**STATED EXERCISE**.
Copy the records below exactly, leaving out every picture.

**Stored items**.
[Begin]

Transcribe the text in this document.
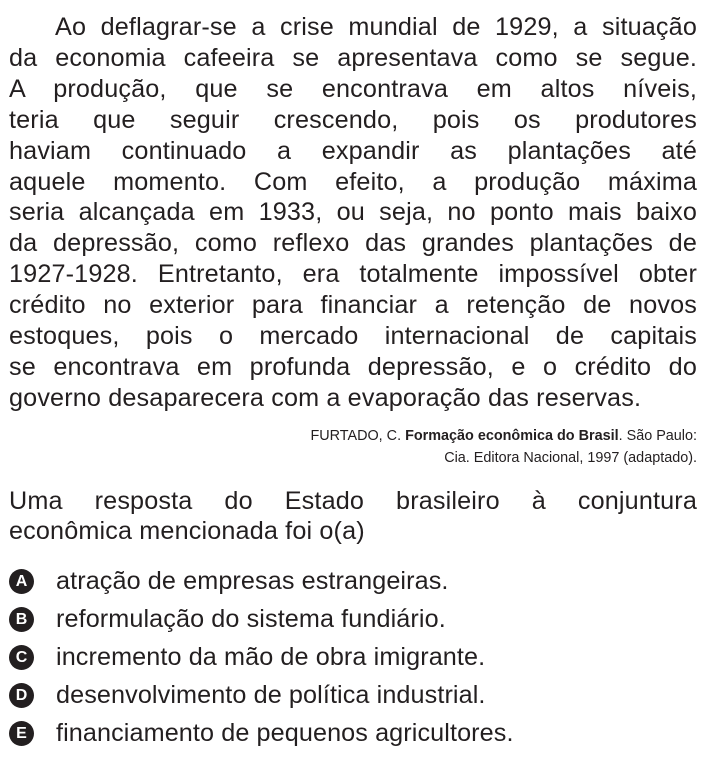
Ao deflagrar-se a crise mundial de 1929, a situação
da economia cafeeira se apresentava como se segue.
A produção, que se encontrava em altos níveis,
teria que seguir crescendo, pois os produtores
haviam continuado a expandir as plantações até
aquele momento. Com efeito, a produção máxima
seria alcançada em 1933, ou seja, no ponto mais baixo
da depressão, como reflexo das grandes plantações de
1927-1928. Entretanto, era totalmente impossível obter
crédito no exterior para financiar a retenção de novos
estoques, pois o mercado internacional de capitais
se encontrava em profunda depressão, e o crédito do
governo desaparecera com a evaporação das reservas.
FURTADO, C. Formação econômica do Brasil. São Paulo:
Cia. Editora Nacional, 1997 (adaptado).
Uma resposta do Estado brasileiro à conjuntura
econômica mencionada foi o(a)
A atração de empresas estrangeiras.
B reformulação do sistema fundiário.
C incremento da mão de obra imigrante.
D desenvolvimento de política industrial.
E financiamento de pequenos agricultores.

[End]

**CORRECT RESPONSE**.
Transcribe the text in this document.
Ao deflagrar-se a crise mundial de 1929, a situação
da economia cafeeira se apresentava como se segue.
A produção, que se encontrava em altos níveis,
teria que seguir crescendo, pois os produtores
haviam continuado a expandir as plantações até
aquele momento. Com efeito, a produção máxima
seria alcançada em 1933, ou seja, no ponto mais baixo
da depressão, como reflexo das grandes plantações de
1927-1928. Entretanto, era totalmente impossível obter
crédito no exterior para financiar a retenção de novos
estoques, pois o mercado internacional de capitais
se encontrava em profunda depressão, e o crédito do
governo desaparecera com a evaporação das reservas.
FURTADO, C. Formação econômica do Brasil. São Paulo:
Cia. Editora Nacional, 1997 (adaptado).
Uma resposta do Estado brasileiro à conjuntura
econômica mencionada foi o(a)
A atração de empresas estrangeiras.
B reformulação do sistema fundiário.
C incremento da mão de obra imigrante.
D desenvolvimento de política industrial.
E financiamento de pequenos agricultores.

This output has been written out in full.